Stated task:
Images are not part of the copy; write out the rest of the data exactly as given.

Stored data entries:

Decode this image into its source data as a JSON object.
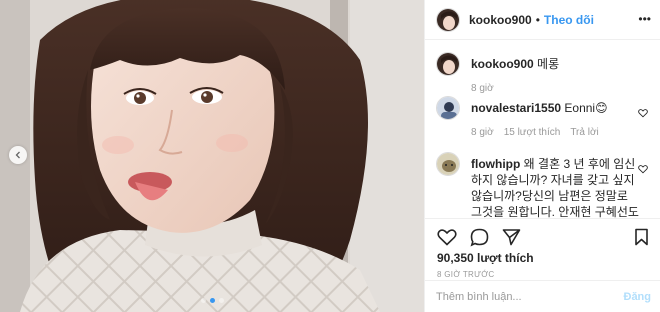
{
  "post": {
    "photo_alt": "",
    "dots_total": 3,
    "dot_active": 1
  },
  "header": {
    "username": "kookoo900",
    "separator": "•",
    "follow_label": "Theo dõi",
    "more_label": "•••"
  },
  "comments": [
    {
      "username": "kookoo900",
      "text": "메롱",
      "time": "8 giờ",
      "likes": "",
      "reply": ""
    },
    {
      "username": "novalestari1550",
      "text": "Eonni😊",
      "time": "8 giờ",
      "likes": "15 lượt thích",
      "reply": "Trả lời"
    },
    {
      "username": "flowhipp",
      "text": "왜 결혼 3 년 후에 임신하지 않습니까? 자녀를 갖고 싶지 않습니까?당신의 남편은 정말로 그것을 원합니다. 안재현 구혜선도",
      "time": "",
      "likes": "",
      "reply": ""
    }
  ],
  "stats": {
    "likes": "90,350 lượt thích",
    "timestamp": "8 GIỜ TRƯỚC"
  },
  "composer": {
    "placeholder": "Thêm bình luận...",
    "post_label": "Đăng"
  },
  "colors": {
    "link_blue": "#3897f0",
    "post_disabled": "#b2dffc",
    "muted": "#999999",
    "border": "#efefef"
  }
}
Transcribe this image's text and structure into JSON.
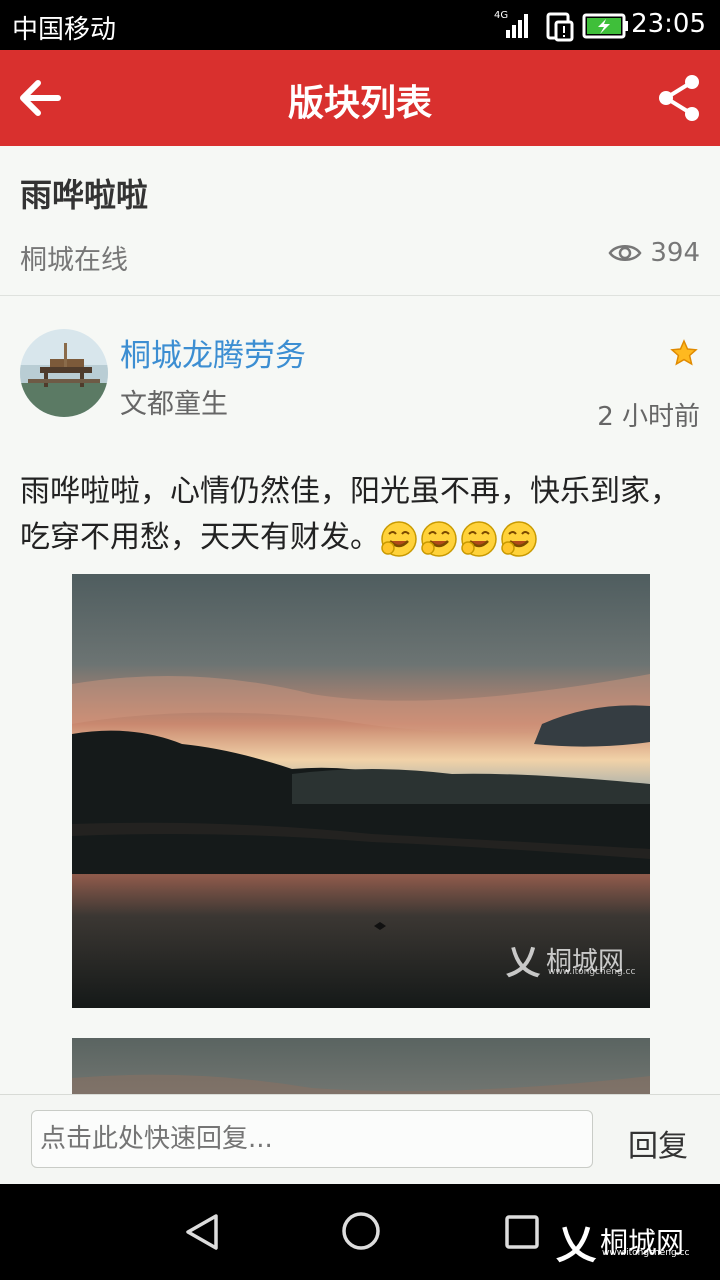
{
  "status_bar": {
    "carrier": "中国移动",
    "network": "4G",
    "time": "23:05"
  },
  "app_bar": {
    "title": "版块列表",
    "back_icon": "arrow-left-icon",
    "share_icon": "share-icon"
  },
  "thread": {
    "title": "雨哗啦啦",
    "forum": "桐城在线",
    "views": "394"
  },
  "post": {
    "author": "桐城龙腾劳务",
    "subname": "文都童生",
    "time_ago": "2 小时前",
    "text": "雨哗啦啦，心情仍然佳，阳光虽不再，快乐到家，吃穿不用愁，天天有财发。",
    "emoji_count": 4,
    "watermark": "桐城网",
    "watermark_sub": "www.itongcheng.cc"
  },
  "reply": {
    "placeholder": "点击此处快速回复...",
    "button": "回复"
  },
  "nav": {
    "logo_text": "桐城网",
    "logo_sub": "www.itongcheng.cc"
  },
  "colors": {
    "brand": "#d9302e",
    "link": "#3c8ed2"
  }
}
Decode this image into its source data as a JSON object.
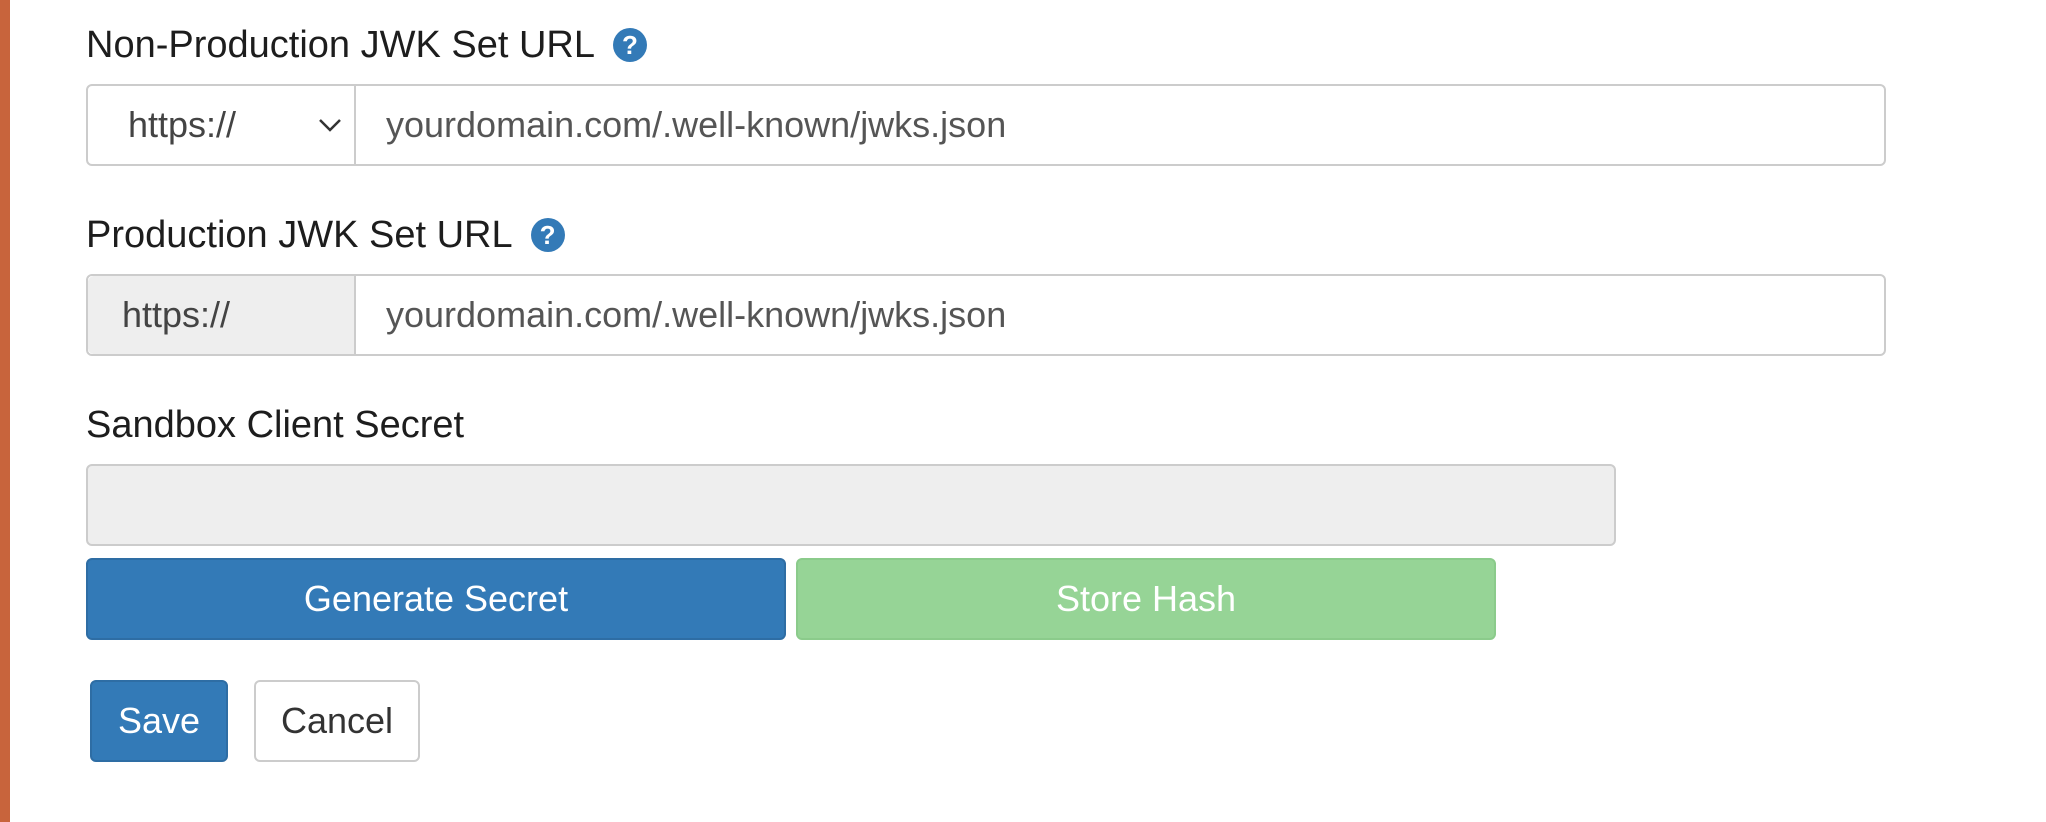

Reply:
Decode this image into its source data as a JSON object.
{
  "post": {
    "photo_alt": "",
    "dots_total": 3,
    "dot_active": 1
  },
  "header": {
    "username": "kookoo900",
    "separator": "•",
    "follow_label": "Theo dõi",
    "more_label": "•••"
  },
  "comments": [
    {
      "username": "kookoo900",
      "text": "메롱",
      "time": "8 giờ",
      "likes": "",
      "reply": ""
    },
    {
      "username": "novalestari1550",
      "text": "Eonni😊",
      "time": "8 giờ",
      "likes": "15 lượt thích",
      "reply": "Trả lời"
    },
    {
      "username": "flowhipp",
      "text": "왜 결혼 3 년 후에 임신하지 않습니까? 자녀를 갖고 싶지 않습니까?당신의 남편은 정말로 그것을 원합니다. 안재현 구혜선도",
      "time": "",
      "likes": "",
      "reply": ""
    }
  ],
  "stats": {
    "likes": "90,350 lượt thích",
    "timestamp": "8 GIỜ TRƯỚC"
  },
  "composer": {
    "placeholder": "Thêm bình luận...",
    "post_label": "Đăng"
  },
  "colors": {
    "link_blue": "#3897f0",
    "post_disabled": "#b2dffc",
    "muted": "#999999",
    "border": "#efefef"
  }
}
Transcribe this image's text and structure into JSON.
{
  "status_bar": {
    "carrier": "中国移动",
    "network": "4G",
    "time": "23:05"
  },
  "app_bar": {
    "title": "版块列表",
    "back_icon": "arrow-left-icon",
    "share_icon": "share-icon"
  },
  "thread": {
    "title": "雨哗啦啦",
    "forum": "桐城在线",
    "views": "394"
  },
  "post": {
    "author": "桐城龙腾劳务",
    "subname": "文都童生",
    "time_ago": "2 小时前",
    "text": "雨哗啦啦，心情仍然佳，阳光虽不再，快乐到家，吃穿不用愁，天天有财发。",
    "emoji_count": 4,
    "watermark": "桐城网",
    "watermark_sub": "www.itongcheng.cc"
  },
  "reply": {
    "placeholder": "点击此处快速回复...",
    "button": "回复"
  },
  "nav": {
    "logo_text": "桐城网",
    "logo_sub": "www.itongcheng.cc"
  },
  "colors": {
    "brand": "#d9302e",
    "link": "#3c8ed2"
  }
}
Decode this image into its source data as a JSON object.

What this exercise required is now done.